Provided material start
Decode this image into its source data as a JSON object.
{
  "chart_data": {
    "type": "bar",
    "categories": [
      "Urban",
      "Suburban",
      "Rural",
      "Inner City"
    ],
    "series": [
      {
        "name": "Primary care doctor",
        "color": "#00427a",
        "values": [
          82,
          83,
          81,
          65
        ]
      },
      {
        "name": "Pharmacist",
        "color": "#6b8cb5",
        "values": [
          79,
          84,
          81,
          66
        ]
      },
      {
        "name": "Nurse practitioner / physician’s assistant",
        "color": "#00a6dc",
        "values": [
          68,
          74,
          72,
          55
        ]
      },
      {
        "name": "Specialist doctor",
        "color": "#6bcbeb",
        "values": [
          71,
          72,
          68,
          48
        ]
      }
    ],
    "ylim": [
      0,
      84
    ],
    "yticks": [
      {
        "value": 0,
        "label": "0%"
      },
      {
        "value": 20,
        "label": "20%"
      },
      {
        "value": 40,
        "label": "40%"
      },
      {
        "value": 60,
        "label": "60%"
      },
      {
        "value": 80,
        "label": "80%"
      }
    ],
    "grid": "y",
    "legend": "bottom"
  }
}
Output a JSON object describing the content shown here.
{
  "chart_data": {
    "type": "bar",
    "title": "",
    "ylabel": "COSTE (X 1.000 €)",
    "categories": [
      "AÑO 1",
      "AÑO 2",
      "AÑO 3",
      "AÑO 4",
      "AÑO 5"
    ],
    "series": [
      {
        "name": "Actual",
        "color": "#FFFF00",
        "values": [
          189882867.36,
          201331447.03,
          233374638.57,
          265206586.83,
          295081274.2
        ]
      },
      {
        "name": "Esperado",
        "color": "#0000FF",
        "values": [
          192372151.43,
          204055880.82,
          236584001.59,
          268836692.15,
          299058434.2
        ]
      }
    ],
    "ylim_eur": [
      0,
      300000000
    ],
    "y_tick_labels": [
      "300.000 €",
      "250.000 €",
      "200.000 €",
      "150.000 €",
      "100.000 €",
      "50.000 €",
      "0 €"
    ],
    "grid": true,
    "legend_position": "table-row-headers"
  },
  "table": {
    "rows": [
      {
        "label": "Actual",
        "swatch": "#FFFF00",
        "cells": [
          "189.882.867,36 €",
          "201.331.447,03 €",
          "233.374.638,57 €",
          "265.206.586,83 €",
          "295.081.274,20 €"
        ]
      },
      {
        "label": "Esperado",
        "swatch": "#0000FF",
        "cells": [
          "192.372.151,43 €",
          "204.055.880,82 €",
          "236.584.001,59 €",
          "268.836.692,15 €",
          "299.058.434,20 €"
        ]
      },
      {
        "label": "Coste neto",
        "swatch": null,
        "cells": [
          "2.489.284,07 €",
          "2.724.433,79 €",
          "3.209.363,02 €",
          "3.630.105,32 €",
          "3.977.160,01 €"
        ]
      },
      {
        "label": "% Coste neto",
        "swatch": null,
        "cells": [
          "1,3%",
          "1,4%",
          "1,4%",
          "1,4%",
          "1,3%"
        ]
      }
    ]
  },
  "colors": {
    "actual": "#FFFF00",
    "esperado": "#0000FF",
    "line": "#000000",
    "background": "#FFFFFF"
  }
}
Provided material end
Written problem:
Lines that hold "swatch" are the ones to copy; find all of them.

Result of this exercise:
        "swatch": "#FFFF00",
        "swatch": "#0000FF",
        "swatch": null,
        "swatch": null,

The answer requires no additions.